─── GIVEN INFORMATION

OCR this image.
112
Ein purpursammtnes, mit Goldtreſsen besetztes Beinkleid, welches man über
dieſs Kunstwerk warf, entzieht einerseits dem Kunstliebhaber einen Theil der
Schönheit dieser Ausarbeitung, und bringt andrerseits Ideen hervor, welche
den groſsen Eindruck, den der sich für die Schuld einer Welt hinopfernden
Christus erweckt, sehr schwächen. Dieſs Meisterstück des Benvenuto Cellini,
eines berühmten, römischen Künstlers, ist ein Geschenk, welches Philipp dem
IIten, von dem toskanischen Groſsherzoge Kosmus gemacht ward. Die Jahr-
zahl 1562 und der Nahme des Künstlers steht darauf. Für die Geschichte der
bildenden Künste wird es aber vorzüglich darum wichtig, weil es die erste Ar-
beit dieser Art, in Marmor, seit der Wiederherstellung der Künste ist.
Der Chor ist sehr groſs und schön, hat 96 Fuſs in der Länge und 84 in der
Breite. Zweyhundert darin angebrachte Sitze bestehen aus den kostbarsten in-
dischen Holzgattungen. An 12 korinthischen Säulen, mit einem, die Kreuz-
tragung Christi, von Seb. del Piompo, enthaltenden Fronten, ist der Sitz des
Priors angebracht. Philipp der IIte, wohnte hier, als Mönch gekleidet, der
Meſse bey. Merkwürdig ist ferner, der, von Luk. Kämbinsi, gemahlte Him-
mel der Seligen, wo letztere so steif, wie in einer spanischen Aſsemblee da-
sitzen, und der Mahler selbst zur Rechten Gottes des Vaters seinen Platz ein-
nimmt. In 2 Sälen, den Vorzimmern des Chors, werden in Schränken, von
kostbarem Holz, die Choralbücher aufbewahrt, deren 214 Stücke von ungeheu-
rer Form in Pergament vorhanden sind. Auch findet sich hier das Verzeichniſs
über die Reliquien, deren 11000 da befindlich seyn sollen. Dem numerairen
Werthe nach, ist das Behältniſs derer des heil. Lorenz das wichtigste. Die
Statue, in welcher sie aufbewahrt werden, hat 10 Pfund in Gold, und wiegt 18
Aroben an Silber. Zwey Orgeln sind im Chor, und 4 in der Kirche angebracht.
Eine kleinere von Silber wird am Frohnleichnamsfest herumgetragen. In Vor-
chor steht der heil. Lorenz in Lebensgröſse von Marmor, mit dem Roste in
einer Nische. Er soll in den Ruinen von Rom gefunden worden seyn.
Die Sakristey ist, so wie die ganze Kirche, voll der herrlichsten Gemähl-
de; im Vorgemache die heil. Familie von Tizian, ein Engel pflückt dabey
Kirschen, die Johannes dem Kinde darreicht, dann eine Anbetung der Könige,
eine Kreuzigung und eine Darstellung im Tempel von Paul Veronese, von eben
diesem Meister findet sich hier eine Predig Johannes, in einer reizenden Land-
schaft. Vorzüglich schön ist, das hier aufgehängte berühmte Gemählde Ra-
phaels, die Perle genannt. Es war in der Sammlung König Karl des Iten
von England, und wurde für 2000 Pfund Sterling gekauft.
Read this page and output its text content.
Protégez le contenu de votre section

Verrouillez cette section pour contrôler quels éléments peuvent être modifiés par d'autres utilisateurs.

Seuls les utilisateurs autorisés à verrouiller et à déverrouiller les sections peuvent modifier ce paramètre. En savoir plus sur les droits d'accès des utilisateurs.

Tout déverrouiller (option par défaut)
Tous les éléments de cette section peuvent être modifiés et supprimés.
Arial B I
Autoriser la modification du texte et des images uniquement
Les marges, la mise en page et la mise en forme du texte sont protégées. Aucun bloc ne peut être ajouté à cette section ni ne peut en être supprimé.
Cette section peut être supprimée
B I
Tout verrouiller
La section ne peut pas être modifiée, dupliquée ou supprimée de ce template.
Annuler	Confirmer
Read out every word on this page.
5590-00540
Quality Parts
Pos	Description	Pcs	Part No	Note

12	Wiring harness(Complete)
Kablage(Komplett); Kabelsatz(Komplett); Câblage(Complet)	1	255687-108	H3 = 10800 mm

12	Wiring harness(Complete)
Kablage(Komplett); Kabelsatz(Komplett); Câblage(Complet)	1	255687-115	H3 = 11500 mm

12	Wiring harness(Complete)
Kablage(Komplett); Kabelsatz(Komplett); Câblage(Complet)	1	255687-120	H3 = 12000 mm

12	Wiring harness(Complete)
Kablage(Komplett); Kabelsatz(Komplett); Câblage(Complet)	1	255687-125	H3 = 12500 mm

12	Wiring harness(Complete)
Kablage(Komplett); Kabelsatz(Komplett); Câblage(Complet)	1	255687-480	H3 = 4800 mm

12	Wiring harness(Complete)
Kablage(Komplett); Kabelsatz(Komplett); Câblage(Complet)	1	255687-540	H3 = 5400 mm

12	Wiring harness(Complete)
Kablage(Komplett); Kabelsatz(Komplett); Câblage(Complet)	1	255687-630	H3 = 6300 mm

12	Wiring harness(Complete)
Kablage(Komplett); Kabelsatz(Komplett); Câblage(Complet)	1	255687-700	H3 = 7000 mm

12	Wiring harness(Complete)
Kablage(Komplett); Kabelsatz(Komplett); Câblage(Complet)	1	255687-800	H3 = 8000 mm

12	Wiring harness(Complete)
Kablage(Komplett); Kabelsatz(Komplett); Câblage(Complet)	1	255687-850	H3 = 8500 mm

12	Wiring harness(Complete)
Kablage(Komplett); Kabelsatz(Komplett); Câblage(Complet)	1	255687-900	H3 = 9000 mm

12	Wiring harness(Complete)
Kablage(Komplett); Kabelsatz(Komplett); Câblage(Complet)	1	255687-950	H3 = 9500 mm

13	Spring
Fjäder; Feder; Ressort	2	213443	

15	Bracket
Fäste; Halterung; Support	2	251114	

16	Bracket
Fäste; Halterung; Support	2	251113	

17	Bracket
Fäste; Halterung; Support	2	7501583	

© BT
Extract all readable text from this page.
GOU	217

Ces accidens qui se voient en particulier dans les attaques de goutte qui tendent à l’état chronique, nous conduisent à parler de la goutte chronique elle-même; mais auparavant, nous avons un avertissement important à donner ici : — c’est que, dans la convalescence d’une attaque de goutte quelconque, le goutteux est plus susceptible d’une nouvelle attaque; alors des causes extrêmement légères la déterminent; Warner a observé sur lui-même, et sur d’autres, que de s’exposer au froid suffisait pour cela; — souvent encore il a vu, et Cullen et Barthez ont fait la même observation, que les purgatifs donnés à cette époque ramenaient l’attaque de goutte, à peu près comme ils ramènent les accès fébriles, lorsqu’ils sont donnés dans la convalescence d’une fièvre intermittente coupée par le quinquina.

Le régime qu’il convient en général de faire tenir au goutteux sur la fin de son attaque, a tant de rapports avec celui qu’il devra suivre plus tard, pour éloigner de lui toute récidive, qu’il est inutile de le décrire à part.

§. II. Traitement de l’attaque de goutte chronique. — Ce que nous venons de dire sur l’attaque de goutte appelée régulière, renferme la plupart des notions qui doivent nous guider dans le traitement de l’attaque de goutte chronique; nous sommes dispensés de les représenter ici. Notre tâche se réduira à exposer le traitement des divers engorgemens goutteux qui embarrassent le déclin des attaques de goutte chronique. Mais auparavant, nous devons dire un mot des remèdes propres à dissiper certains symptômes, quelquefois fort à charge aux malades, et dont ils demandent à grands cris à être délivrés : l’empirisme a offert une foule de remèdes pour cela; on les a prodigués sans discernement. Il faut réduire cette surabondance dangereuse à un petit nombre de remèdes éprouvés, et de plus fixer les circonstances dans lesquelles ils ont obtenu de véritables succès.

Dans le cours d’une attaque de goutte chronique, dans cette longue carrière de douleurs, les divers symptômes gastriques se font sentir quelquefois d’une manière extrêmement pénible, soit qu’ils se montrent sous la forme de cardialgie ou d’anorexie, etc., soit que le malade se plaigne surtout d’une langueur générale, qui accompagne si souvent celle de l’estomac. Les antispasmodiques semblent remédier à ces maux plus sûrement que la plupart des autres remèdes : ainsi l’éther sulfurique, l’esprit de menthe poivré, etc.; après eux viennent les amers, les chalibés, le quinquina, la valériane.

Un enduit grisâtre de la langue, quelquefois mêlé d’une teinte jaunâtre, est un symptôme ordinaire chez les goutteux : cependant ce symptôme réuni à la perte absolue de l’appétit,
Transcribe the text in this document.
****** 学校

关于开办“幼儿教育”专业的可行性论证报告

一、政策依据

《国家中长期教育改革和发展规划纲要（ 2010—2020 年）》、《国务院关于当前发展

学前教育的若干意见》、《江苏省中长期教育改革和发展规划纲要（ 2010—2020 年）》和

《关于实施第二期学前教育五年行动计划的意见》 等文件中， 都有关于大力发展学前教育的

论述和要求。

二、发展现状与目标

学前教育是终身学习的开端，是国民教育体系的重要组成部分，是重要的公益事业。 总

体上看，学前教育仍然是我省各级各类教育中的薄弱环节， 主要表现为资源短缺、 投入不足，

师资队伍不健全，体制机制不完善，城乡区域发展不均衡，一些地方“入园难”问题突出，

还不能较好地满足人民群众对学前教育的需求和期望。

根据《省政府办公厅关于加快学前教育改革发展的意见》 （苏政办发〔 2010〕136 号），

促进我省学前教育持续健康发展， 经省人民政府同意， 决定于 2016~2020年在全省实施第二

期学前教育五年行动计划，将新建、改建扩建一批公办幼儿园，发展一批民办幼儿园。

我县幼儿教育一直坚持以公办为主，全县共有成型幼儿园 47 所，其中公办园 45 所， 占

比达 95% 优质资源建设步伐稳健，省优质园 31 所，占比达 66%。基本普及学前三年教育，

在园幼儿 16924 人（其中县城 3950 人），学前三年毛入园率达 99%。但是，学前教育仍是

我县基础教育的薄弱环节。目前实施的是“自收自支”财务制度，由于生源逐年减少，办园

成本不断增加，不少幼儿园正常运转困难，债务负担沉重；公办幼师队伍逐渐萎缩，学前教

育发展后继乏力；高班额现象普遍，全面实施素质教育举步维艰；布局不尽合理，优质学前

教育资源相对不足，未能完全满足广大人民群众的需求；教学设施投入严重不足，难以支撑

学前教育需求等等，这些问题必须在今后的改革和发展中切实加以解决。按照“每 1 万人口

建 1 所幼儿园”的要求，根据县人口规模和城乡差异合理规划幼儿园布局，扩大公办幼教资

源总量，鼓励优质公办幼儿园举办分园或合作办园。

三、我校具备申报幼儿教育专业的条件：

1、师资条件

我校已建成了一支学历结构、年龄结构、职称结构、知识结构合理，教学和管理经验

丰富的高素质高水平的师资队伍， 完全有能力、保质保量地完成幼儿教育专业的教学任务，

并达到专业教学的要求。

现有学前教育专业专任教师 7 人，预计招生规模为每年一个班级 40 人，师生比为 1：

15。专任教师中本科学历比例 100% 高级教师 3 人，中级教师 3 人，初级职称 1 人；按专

──────

● STATED EXERCISE: Give the number of lines above in which the word "déverrouiller" occurs, with nothing else.

● FINAL ANSWER: 2